SUPPLIED INFORMATION →
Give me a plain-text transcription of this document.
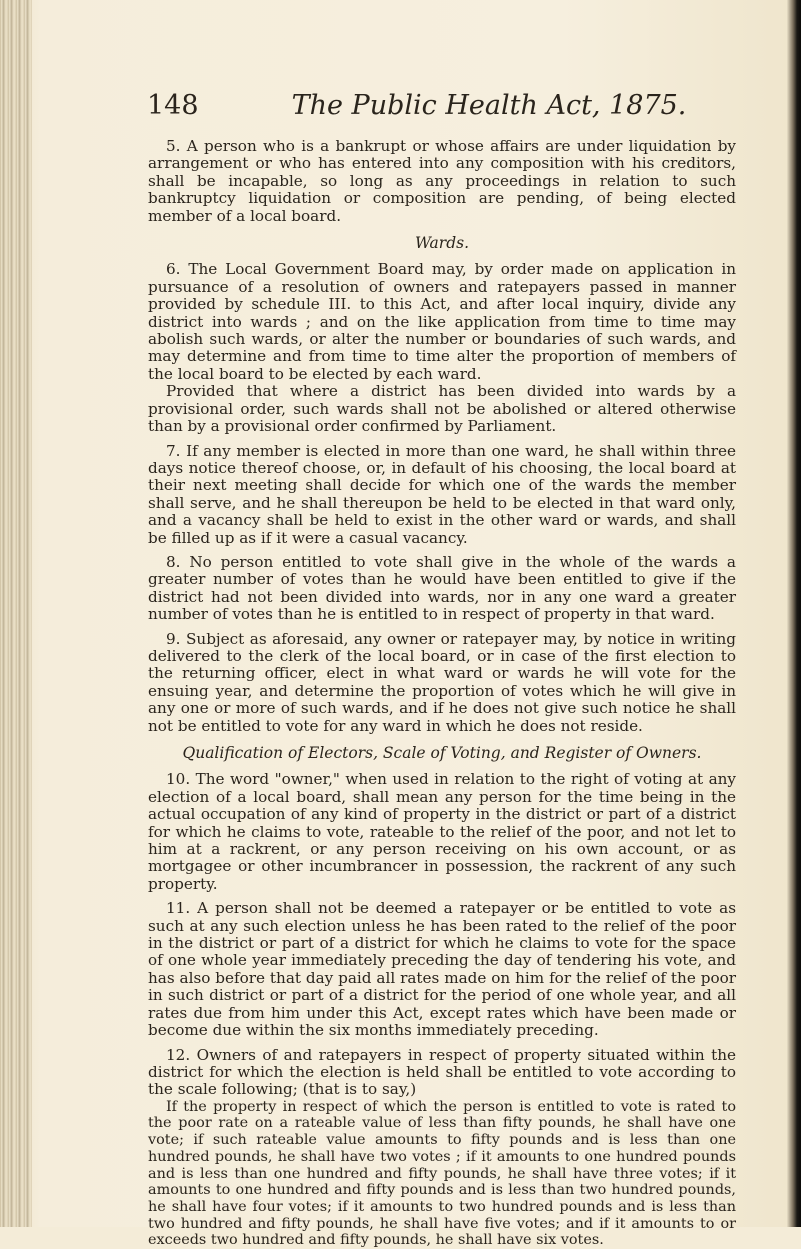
148	The Public Health Act, 1875.

5. A person who is a bankrupt or whose affairs are under liquidation by arrangement or who has entered into any composition with his creditors, shall be incapable, so long as any proceedings in relation to such bankruptcy liquidation or composition are pending, of being elected member of a local board.

Wards.

6. The Local Government Board may, by order made on application in pursuance of a resolution of owners and ratepayers passed in manner provided by schedule III. to this Act, and after local inquiry, divide any district into wards ; and on the like application from time to time may abolish such wards, or alter the number or boundaries of such wards, and may determine and from time to time alter the proportion of members of the local board to be elected by each ward.

Provided that where a district has been divided into wards by a provisional order, such wards shall not be abolished or altered otherwise than by a provisional order confirmed by Parliament.

7. If any member is elected in more than one ward, he shall within three days notice thereof choose, or, in default of his choosing, the local board at their next meeting shall decide for which one of the wards the member shall serve, and he shall thereupon be held to be elected in that ward only, and a vacancy shall be held to exist in the other ward or wards, and shall be filled up as if it were a casual vacancy.

8. No person entitled to vote shall give in the whole of the wards a greater number of votes than he would have been entitled to give if the district had not been divided into wards, nor in any one ward a greater number of votes than he is entitled to in respect of property in that ward.

9. Subject as aforesaid, any owner or ratepayer may, by notice in writing delivered to the clerk of the local board, or in case of the first election to the returning officer, elect in what ward or wards he will vote for the ensuing year, and determine the proportion of votes which he will give in any one or more of such wards, and if he does not give such notice he shall not be entitled to vote for any ward in which he does not reside.

Qualification of Electors, Scale of Voting, and Register of Owners.

10. The word "owner," when used in relation to the right of voting at any election of a local board, shall mean any person for the time being in the actual occupation of any kind of property in the district or part of a district for which he claims to vote, rateable to the relief of the poor, and not let to him at a rackrent, or any person receiving on his own account, or as mortgagee or other incumbrancer in possession, the rackrent of any such property.

11. A person shall not be deemed a ratepayer or be entitled to vote as such at any such election unless he has been rated to the relief of the poor in the district or part of a district for which he claims to vote for the space of one whole year immediately preceding the day of tendering his vote, and has also before that day paid all rates made on him for the relief of the poor in such district or part of a district for the period of one whole year, and all rates due from him under this Act, except rates which have been made or become due within the six months immediately preceding.

12. Owners of and ratepayers in respect of property situated within the district for which the election is held shall be entitled to vote according to the scale following; (that is to say,)

If the property in respect of which the person is entitled to vote is rated to the poor rate on a rateable value of less than fifty pounds, he shall have one vote; if such rateable value amounts to fifty pounds and is less than one hundred pounds, he shall have two votes ; if it amounts to one hundred pounds and is less than one hundred and fifty pounds, he shall have three votes; if it amounts to one hundred and fifty pounds and is less than two hundred pounds, he shall have four votes; if it amounts to two hundred pounds and is less than two hundred and fifty pounds, he shall have five votes; and if it amounts to or exceeds two hundred and fifty pounds, he shall have six votes.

TASK GOAL → Return all of the entries exactly as written, but drop any pictures they hold.

SOLUTION TO THIS TASK →
Give me a plain-text transcription of this document.
148	The Public Health Act, 1875.

5. A person who is a bankrupt or whose affairs are under liquidation by arrangement or who has entered into any composition with his creditors, shall be incapable, so long as any proceedings in relation to such bankruptcy liquidation or composition are pending, of being elected member of a local board.

Wards.

6. The Local Government Board may, by order made on application in pursuance of a resolution of owners and ratepayers passed in manner provided by schedule III. to this Act, and after local inquiry, divide any district into wards ; and on the like application from time to time may abolish such wards, or alter the number or boundaries of such wards, and may determine and from time to time alter the proportion of members of the local board to be elected by each ward.

Provided that where a district has been divided into wards by a provisional order, such wards shall not be abolished or altered otherwise than by a provisional order confirmed by Parliament.

7. If any member is elected in more than one ward, he shall within three days notice thereof choose, or, in default of his choosing, the local board at their next meeting shall decide for which one of the wards the member shall serve, and he shall thereupon be held to be elected in that ward only, and a vacancy shall be held to exist in the other ward or wards, and shall be filled up as if it were a casual vacancy.

8. No person entitled to vote shall give in the whole of the wards a greater number of votes than he would have been entitled to give if the district had not been divided into wards, nor in any one ward a greater number of votes than he is entitled to in respect of property in that ward.

9. Subject as aforesaid, any owner or ratepayer may, by notice in writing delivered to the clerk of the local board, or in case of the first election to the returning officer, elect in what ward or wards he will vote for the ensuing year, and determine the proportion of votes which he will give in any one or more of such wards, and if he does not give such notice he shall not be entitled to vote for any ward in which he does not reside.

Qualification of Electors, Scale of Voting, and Register of Owners.

10. The word "owner," when used in relation to the right of voting at any election of a local board, shall mean any person for the time being in the actual occupation of any kind of property in the district or part of a district for which he claims to vote, rateable to the relief of the poor, and not let to him at a rackrent, or any person receiving on his own account, or as mortgagee or other incumbrancer in possession, the rackrent of any such property.

11. A person shall not be deemed a ratepayer or be entitled to vote as such at any such election unless he has been rated to the relief of the poor in the district or part of a district for which he claims to vote for the space of one whole year immediately preceding the day of tendering his vote, and has also before that day paid all rates made on him for the relief of the poor in such district or part of a district for the period of one whole year, and all rates due from him under this Act, except rates which have been made or become due within the six months immediately preceding.

12. Owners of and ratepayers in respect of property situated within the district for which the election is held shall be entitled to vote according to the scale following; (that is to say,)

If the property in respect of which the person is entitled to vote is rated to the poor rate on a rateable value of less than fifty pounds, he shall have one vote; if such rateable value amounts to fifty pounds and is less than one hundred pounds, he shall have two votes ; if it amounts to one hundred pounds and is less than one hundred and fifty pounds, he shall have three votes; if it amounts to one hundred and fifty pounds and is less than two hundred pounds, he shall have four votes; if it amounts to two hundred pounds and is less than two hundred and fifty pounds, he shall have five votes; and if it amounts to or exceeds two hundred and fifty pounds, he shall have six votes.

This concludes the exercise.